WAS ZU TUN IST
Schreibe die Baubeschreibung des Hauses mit der Längsdeele im Anschluss an ihren letzten Satz weiter.

DOKUMENTTEXT
════════════════
Cordes ordnete den Bau seinen Lebens-, Arbeits- und Wirtschaftsverhältnissen unter. Das Haupthaus wird durch eine tiefe, mit Hönnekieseln in Fischgrätmuster gezierte Längsdeele erschlossen. Hinter dem giebelseitig nicht ganz mittig angelegten vierflügeligen Deelentor setzt sich die Asymmetrie in der Nutzungsfläche fort: Rechts ist ein relativ großer Stall angelegt, der auch den Anbau einnimmt. Links dagegen, zur Straße hin, befindet sich ein kleiner Stall. Hinter diesem grenzt Wohnraum an. An der hinteren, zum regenreichen Westen gelegenen Giebelwand, die über zwei Geschosse aus Bruchstein errichtet wurde, befindet sich von der Deele abgetrennt die dunkle Küche. Deren zentrale Funktion im Hause wird durch einen jüngst wieder freigelegten Brunnen betont. Aussparungen in der Rückwand weisen auf einen starken Rauchfang hin. Der hier jüngst entdeckte Brunnen ist bis unter das Hönneniveau abgeteuft und wird wohl selten trocken gefallen sein. Über zwei Stiegen gelangte man von der Deele aus in das Obergeschoss, das weitgehend dem Wohnen diente. Erntevorräte wurden über dem rechten Stall und im Dachgeschoss gelagert. Von der im vorderen Bereich hoch angelegten Deele aus wurde Erntegut hinaufgestemmt. Das Haus ist im linken und hinteren Teil unterkellert und weist dort gerundete Mauerabschnitte in Bruchstein auf. Sie legen den Verdacht nahe, dass das Gebäude auf bereits vorhandenen Grundmauern errichtet wurde; auch kann man kleine Nischen nicht durch die üblichen Nutzungsbedürfnisse eines Ackerbürgers erklären. Die wenigen Kellerfenster lassen ausreichend Luft und Licht in den Keller. Das ebenfalls denkmalgeschützte Nebengebäude liegt weit von der Straße zurück und ist entsprechend an der hinteren Traufenseite nahezu drei Meter im hinteren Bereich im Erdreich eingelassen. Auch in diesem Gebäude wurde die zum Westen gelegene Giebelseite vollständig aus Bruchstein errichtet. Das ermöglichte dem Bauherren, seine landwirtschaftlichen Tätigkeiten im großen Hofraum hinter einer Mauer geschützt und auf Straßenhöhe auszuführen.
════════════════
AUFGELISTETE EINTRÄGE
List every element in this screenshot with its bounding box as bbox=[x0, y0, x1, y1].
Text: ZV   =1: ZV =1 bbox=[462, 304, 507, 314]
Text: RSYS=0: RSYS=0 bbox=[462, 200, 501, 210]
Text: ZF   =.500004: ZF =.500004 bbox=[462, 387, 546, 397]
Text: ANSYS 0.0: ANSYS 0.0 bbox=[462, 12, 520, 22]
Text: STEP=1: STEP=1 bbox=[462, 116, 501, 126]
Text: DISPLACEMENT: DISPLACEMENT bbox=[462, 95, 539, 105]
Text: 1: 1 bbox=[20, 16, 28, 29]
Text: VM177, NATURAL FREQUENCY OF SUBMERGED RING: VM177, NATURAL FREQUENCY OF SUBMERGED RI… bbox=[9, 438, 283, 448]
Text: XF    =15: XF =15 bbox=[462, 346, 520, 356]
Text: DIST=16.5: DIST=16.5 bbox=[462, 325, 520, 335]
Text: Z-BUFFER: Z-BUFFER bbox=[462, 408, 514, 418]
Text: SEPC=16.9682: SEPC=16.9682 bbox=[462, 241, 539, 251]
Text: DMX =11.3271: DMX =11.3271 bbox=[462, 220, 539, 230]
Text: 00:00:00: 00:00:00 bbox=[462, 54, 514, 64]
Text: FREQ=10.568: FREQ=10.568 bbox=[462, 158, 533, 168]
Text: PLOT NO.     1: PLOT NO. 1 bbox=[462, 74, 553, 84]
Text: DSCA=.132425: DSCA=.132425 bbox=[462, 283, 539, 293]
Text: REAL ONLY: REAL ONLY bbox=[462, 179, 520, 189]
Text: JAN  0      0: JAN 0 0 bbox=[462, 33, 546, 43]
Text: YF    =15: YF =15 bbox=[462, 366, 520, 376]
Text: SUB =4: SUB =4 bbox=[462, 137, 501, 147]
════════════════
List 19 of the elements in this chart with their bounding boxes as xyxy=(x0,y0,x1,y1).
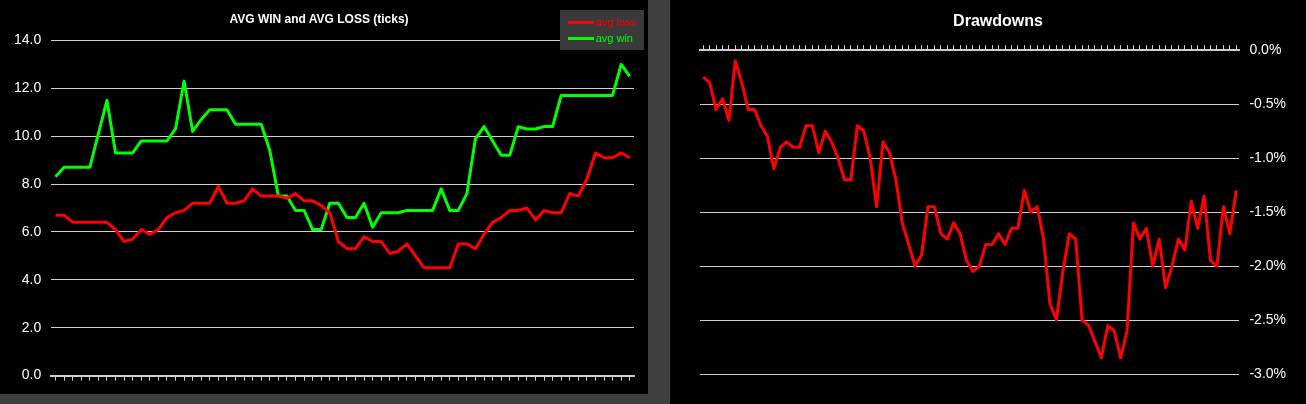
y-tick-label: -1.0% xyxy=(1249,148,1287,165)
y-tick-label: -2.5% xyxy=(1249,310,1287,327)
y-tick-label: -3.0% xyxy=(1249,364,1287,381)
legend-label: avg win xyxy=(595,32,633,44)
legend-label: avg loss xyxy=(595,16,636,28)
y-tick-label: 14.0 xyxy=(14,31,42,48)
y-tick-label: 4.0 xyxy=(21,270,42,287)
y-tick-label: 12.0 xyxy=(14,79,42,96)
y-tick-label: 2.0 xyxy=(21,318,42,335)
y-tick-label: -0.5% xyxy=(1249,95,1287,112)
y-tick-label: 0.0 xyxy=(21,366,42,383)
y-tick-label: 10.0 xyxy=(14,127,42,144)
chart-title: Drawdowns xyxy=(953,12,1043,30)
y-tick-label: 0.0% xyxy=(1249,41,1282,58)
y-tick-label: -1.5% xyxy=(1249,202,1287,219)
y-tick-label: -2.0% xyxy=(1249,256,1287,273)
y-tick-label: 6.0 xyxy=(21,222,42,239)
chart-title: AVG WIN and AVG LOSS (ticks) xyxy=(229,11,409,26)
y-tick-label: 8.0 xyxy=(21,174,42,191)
════════════════
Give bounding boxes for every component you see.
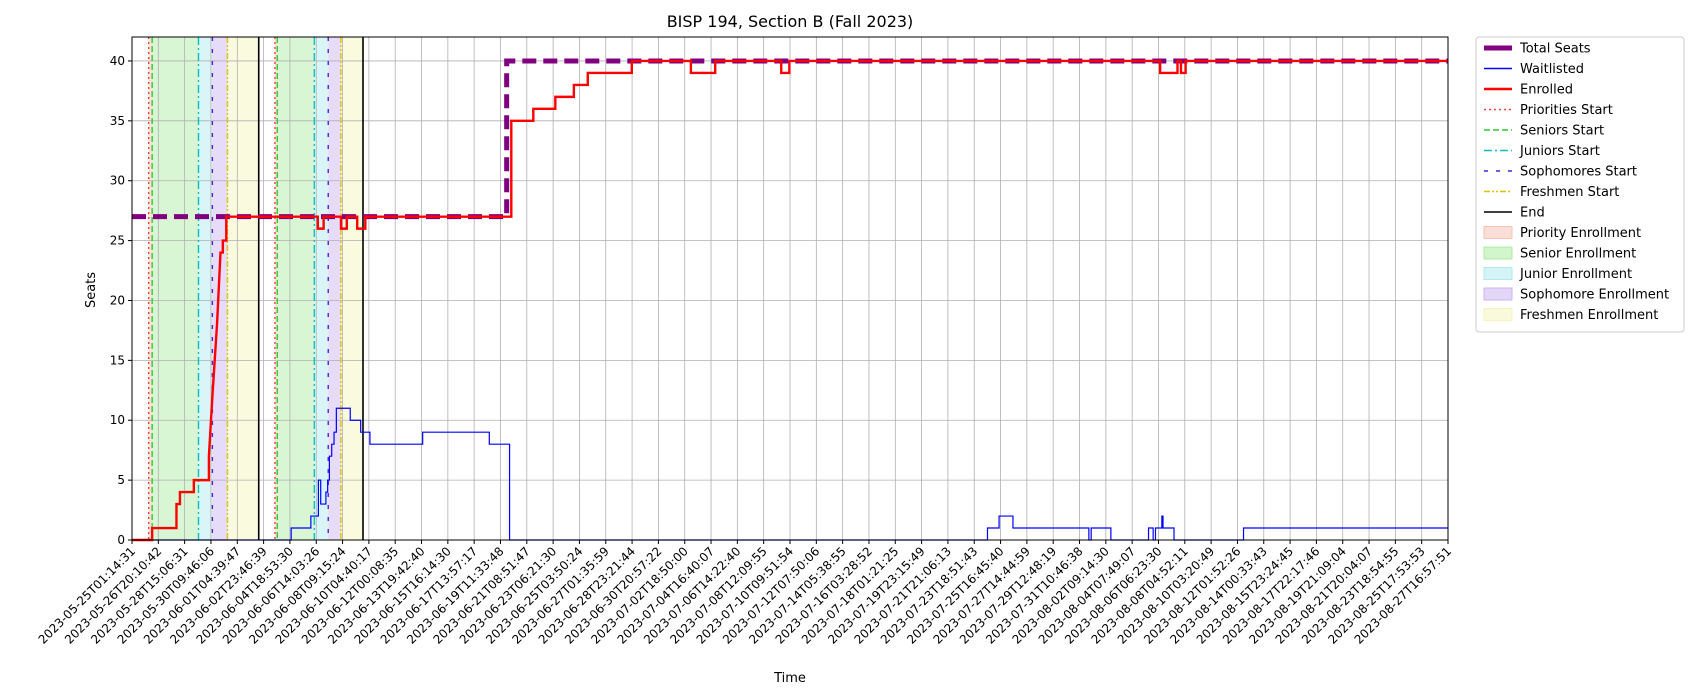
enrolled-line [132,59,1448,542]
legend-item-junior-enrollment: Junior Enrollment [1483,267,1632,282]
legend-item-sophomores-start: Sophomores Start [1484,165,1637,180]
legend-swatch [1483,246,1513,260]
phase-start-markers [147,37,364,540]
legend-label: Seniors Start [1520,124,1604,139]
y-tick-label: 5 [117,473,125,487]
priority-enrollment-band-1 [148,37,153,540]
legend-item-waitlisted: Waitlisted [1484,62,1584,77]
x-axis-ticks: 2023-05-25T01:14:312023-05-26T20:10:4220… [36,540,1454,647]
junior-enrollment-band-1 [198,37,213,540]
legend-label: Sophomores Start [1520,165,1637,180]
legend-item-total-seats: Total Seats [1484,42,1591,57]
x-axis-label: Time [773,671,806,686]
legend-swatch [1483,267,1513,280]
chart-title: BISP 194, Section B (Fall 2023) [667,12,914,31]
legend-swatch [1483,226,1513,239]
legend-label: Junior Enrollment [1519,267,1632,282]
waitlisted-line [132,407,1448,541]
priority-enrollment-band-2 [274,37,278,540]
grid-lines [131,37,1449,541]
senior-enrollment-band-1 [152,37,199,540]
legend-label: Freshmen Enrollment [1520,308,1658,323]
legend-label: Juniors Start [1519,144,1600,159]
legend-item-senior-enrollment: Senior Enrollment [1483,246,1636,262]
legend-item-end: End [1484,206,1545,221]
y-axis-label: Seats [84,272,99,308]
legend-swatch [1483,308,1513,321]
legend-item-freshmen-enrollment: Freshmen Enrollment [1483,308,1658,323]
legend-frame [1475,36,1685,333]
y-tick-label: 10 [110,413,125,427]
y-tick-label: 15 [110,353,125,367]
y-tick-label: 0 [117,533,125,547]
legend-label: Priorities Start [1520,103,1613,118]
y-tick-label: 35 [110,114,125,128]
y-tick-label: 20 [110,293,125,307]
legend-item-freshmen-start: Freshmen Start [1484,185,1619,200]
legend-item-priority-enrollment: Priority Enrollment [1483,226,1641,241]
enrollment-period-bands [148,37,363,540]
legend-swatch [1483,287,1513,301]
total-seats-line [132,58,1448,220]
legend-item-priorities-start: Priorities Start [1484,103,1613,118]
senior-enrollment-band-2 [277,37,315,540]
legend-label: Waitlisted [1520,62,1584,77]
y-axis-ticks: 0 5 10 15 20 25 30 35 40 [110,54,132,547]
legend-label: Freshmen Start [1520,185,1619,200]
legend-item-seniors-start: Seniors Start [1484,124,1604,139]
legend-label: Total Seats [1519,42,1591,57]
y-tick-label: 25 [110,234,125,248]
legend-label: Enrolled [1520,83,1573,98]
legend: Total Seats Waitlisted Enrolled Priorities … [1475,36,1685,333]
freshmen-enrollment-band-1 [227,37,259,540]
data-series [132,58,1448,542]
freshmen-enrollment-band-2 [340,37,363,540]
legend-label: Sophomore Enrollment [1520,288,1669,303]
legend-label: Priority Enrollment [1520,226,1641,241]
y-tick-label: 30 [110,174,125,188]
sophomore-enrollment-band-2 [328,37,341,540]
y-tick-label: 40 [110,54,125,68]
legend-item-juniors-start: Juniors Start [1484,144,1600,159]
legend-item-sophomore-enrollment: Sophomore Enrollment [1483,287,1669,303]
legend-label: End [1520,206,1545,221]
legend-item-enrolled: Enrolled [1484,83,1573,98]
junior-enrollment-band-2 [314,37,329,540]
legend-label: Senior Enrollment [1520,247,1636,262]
════════════════
GELÖSTE AUFGABE
Die Grundfläche des Speichers ist heute nahezu dreigeteilt. Die heute mittig angelegte breite Tür ist nicht ursprünglich, und die beiden seitlichen einstigen Türöffnungen haben nur noch eine Funktion als Fenster; sie sind im unteren Bereich zugemauert. Das Gebäude diente im Untergeschoss wohl dem Unterstellen von Vieh wie den meist außerhalb des Wohnhauses untergebrachten Schweinen, wahrscheinlich auch Pferden für Spanndienste sowie den landwirtschaftlichen Geräten. Die einst innerhäusige Stiege ins Obergeschoss ist entfernt. Dem bruchsteinernen Untergeschoss ist ein Obergeschoss aus Fachwerk aufgesetzt, heute vom Rückraum aus zugänglich. Durch ein Zwerchhaus an der traufenständigen Straßenseite konnte Erntegut eingebracht werden.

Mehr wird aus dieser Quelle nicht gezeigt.